• **DATA EXTRACT**
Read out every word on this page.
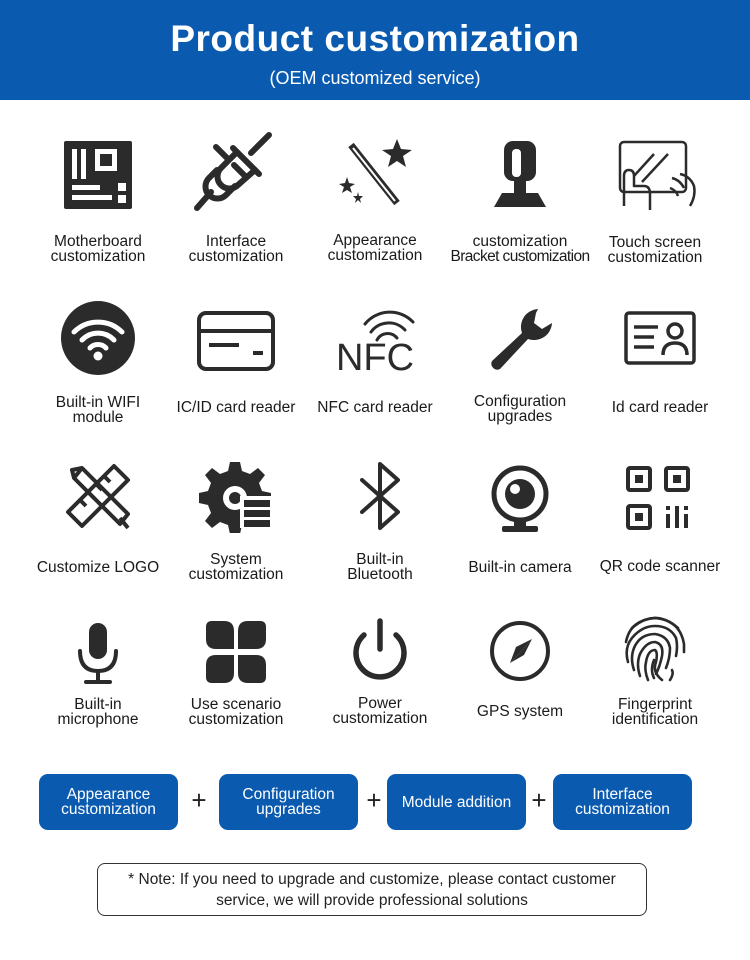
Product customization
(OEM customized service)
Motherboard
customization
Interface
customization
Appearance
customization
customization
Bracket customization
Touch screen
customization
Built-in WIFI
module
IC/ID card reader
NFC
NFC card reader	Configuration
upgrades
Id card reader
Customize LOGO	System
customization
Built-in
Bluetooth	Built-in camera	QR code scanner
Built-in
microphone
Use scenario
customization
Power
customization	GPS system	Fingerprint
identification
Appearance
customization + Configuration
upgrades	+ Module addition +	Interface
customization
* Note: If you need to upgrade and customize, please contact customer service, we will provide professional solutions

• **THE TASK**
Go through the entries above and output them exactly, without pictures.

• **SOLUTION**
Read out every word on this page.
Product customization
(OEM customized service)
Motherboard
customization
Interface
customization
Appearance
customization
customization
Bracket customization
Touch screen
customization
Built-in WIFI
module
IC/ID card reader
NFC
NFC card reader	Configuration
upgrades
Id card reader
Customize LOGO	System
customization
Built-in
Bluetooth	Built-in camera	QR code scanner
Built-in
microphone
Use scenario
customization
Power
customization	GPS system	Fingerprint
identification
Appearance
customization + Configuration
upgrades	+ Module addition +	Interface
customization
* Note: If you need to upgrade and customize, please contact customer service, we will provide professional solutions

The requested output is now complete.